→ **Your goal**
Below are some records. Say how many of their lines include the string "text", giving only the number.

→ **Task material**
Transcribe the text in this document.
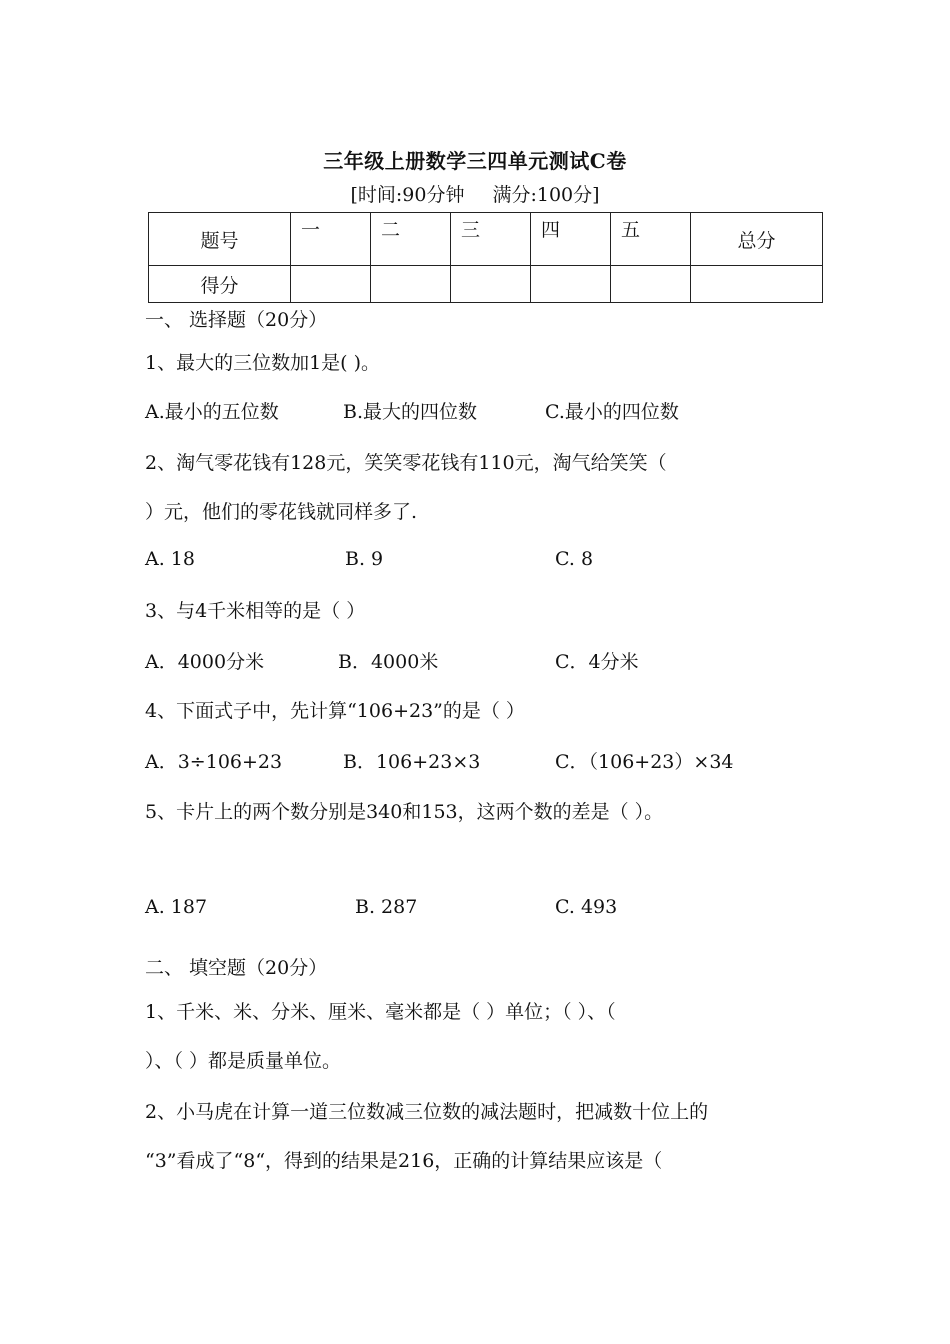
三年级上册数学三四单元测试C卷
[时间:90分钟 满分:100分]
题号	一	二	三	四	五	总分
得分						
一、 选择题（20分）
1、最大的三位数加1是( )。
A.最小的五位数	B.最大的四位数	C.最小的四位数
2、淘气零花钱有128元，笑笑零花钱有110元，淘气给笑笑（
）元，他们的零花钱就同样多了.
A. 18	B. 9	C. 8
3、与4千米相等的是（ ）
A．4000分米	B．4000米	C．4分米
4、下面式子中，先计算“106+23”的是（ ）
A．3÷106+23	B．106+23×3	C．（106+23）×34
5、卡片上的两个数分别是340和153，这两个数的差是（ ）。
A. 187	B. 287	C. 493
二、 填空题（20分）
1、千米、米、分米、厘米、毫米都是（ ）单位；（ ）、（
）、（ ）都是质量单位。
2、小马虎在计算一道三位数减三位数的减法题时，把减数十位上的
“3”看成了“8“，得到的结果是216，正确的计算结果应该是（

---

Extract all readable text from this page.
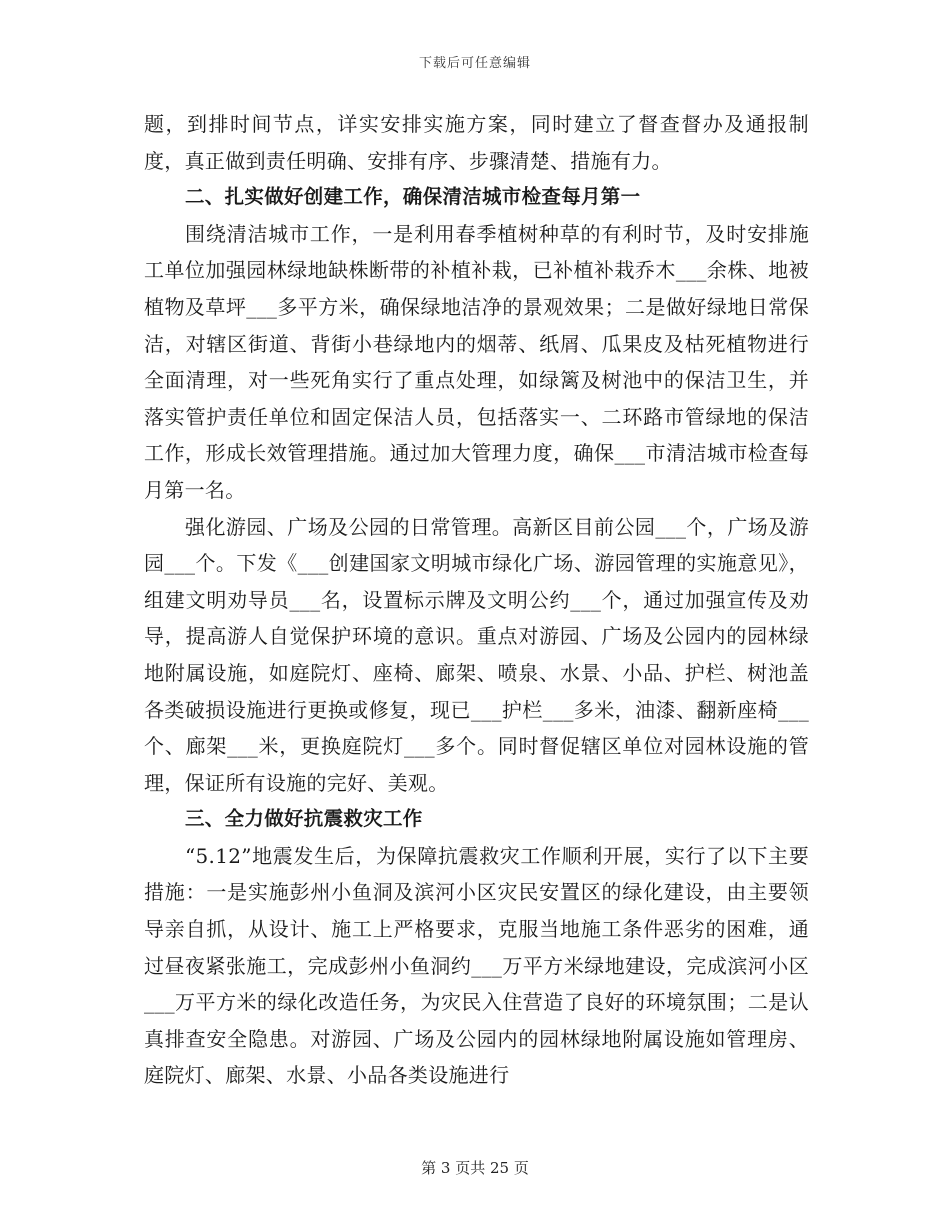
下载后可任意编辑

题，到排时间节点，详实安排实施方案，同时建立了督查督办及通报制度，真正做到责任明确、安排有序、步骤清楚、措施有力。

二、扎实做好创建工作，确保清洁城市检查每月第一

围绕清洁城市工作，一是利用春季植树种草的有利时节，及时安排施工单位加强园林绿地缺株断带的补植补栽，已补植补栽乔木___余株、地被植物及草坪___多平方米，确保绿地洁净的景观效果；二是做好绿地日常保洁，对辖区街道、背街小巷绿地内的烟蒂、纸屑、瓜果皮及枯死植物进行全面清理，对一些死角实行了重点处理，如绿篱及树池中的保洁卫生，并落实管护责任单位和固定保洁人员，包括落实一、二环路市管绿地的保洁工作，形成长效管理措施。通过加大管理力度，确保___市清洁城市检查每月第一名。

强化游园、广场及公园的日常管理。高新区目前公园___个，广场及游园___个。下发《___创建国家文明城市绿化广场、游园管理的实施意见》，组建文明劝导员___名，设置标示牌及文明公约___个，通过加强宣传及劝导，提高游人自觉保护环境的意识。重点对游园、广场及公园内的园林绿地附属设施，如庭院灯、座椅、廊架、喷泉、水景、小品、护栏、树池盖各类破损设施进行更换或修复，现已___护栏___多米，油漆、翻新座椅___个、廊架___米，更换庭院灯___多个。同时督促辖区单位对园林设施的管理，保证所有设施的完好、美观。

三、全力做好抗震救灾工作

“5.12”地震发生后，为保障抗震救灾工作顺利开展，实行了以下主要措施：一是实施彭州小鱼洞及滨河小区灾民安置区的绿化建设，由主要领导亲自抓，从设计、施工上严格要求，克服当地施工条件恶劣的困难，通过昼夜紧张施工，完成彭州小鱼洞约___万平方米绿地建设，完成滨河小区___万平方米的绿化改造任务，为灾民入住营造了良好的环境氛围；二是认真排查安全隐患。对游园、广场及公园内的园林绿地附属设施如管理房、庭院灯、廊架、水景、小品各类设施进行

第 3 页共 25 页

==

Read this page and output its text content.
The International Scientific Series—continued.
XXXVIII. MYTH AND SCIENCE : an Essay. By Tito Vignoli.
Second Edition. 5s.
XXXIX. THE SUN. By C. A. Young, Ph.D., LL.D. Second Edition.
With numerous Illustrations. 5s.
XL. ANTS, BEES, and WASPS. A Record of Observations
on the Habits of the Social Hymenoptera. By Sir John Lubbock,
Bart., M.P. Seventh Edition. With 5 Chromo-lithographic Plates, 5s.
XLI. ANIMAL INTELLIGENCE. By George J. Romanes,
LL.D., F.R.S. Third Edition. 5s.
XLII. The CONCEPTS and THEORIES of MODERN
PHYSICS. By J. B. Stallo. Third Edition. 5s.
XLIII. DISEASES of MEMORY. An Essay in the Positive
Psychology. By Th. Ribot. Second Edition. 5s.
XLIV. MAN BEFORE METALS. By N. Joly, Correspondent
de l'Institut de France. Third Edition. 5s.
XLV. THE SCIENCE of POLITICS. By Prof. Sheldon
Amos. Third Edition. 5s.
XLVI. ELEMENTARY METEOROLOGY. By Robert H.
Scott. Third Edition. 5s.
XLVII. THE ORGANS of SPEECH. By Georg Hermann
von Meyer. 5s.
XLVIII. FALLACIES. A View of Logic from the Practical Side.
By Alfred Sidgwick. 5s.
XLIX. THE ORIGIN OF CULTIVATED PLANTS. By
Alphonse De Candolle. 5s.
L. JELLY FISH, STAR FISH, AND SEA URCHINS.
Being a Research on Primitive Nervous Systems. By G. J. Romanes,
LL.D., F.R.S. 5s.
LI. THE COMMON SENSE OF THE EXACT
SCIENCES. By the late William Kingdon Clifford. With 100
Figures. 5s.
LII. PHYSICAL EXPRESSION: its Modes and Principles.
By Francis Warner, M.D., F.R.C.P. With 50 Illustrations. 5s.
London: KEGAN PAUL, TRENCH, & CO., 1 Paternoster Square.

→ **Complete response**
3